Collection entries
____

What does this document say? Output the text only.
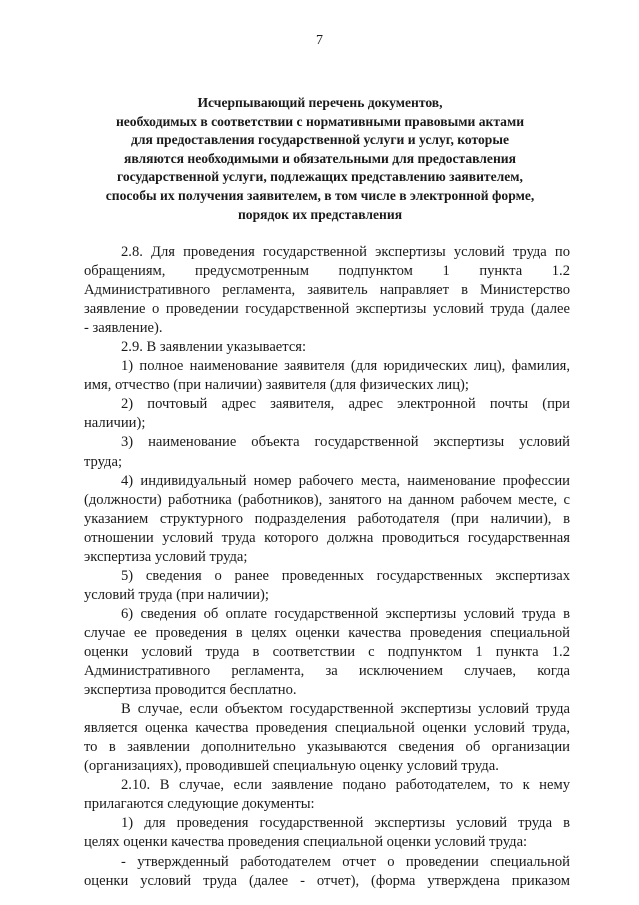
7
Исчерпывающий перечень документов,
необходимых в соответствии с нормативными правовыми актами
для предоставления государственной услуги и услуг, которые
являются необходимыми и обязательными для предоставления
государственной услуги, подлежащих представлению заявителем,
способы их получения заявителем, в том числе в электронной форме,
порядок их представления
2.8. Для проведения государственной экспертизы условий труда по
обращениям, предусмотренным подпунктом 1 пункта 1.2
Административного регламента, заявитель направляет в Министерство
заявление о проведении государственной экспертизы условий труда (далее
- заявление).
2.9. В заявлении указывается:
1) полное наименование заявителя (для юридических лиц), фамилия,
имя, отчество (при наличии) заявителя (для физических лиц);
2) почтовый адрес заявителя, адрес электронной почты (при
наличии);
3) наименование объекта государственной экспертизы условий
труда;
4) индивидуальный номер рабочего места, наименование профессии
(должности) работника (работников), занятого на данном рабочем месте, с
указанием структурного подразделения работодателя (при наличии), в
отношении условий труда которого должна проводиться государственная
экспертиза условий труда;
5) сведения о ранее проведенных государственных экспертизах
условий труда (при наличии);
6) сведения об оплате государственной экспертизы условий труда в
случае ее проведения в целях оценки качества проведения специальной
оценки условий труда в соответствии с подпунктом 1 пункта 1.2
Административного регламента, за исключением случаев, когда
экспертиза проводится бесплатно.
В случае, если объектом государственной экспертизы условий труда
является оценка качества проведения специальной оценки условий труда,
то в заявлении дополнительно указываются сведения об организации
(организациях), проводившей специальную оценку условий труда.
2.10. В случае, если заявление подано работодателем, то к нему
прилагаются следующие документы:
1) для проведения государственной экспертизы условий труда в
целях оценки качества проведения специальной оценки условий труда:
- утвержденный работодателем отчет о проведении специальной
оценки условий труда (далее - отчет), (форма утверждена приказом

____

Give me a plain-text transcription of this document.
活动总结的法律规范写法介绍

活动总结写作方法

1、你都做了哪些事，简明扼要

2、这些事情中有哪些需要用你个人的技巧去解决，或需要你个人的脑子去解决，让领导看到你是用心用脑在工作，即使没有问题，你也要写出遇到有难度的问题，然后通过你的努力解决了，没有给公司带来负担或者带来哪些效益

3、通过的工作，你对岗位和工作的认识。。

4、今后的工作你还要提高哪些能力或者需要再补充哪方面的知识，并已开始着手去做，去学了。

____

From the records, copy every line that has the string "Административного" in it.

[THE REPLY]:
Административного регламента, заявитель направляет в Министерство
Административного регламента, за исключением случаев, когда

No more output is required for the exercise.